[Records]
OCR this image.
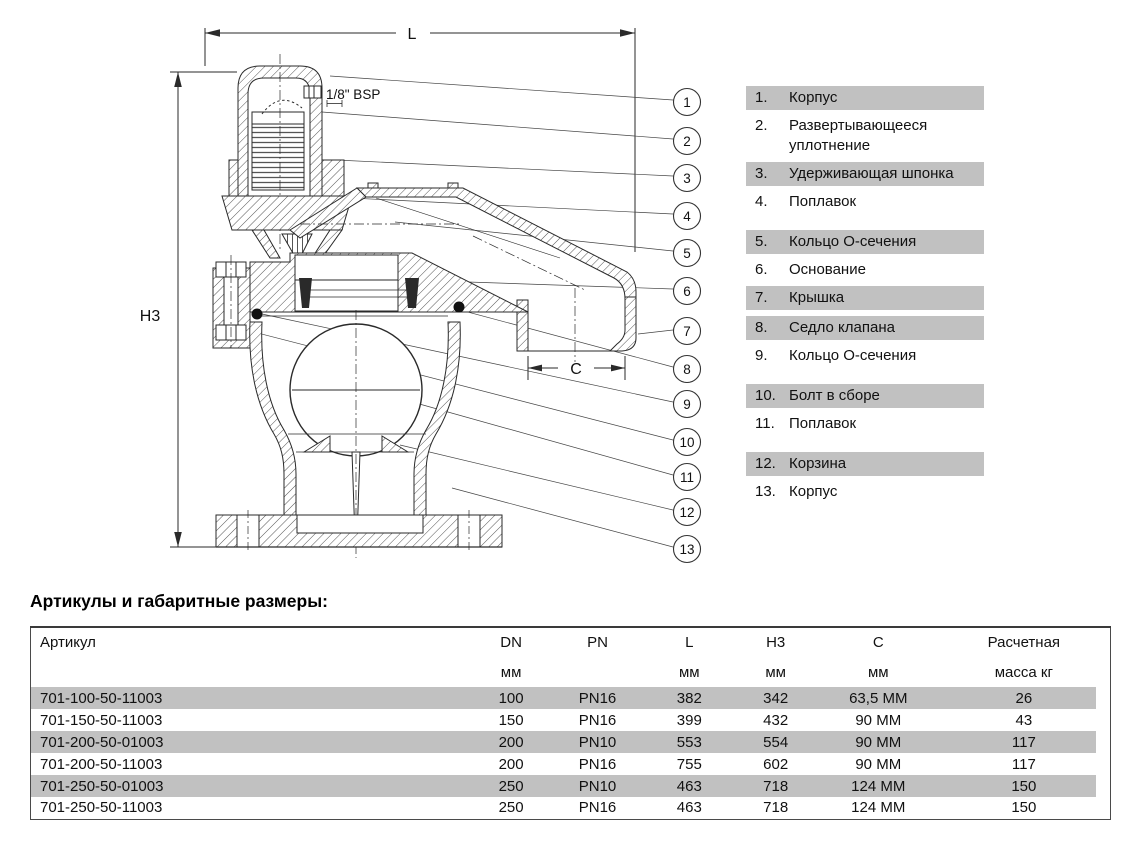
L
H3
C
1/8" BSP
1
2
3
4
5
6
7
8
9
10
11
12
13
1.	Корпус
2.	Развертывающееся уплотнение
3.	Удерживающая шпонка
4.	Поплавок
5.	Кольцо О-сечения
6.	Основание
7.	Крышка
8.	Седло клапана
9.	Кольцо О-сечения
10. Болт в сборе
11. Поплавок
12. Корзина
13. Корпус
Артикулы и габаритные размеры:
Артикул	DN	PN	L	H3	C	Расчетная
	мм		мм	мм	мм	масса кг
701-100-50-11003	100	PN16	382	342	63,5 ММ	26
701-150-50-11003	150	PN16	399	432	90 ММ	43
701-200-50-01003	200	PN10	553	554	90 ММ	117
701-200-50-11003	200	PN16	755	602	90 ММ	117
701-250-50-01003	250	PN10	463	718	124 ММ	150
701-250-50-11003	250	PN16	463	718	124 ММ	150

» **Task goal**:
Pictures in the records above should not be copied. Repeat everything else exactly.

» **Output for this task**:
OCR this image.
L
H3
C
1/8" BSP
1
2
3
4
5
6
7
8
9
10
11
12
13
1.	Корпус
2.	Развертывающееся уплотнение
3.	Удерживающая шпонка
4.	Поплавок
5.	Кольцо О-сечения
6.	Основание
7.	Крышка
8.	Седло клапана
9.	Кольцо О-сечения
10. Болт в сборе
11. Поплавок
12. Корзина
13. Корпус
Артикулы и габаритные размеры:
Артикул	DN	PN	L	H3	C	Расчетная
	мм		мм	мм	мм	масса кг
701-100-50-11003	100	PN16	382	342	63,5 ММ	26
701-150-50-11003	150	PN16	399	432	90 ММ	43
701-200-50-01003	200	PN10	553	554	90 ММ	117
701-200-50-11003	200	PN16	755	602	90 ММ	117
701-250-50-01003	250	PN10	463	718	124 ММ	150
701-250-50-11003	250	PN16	463	718	124 ММ	150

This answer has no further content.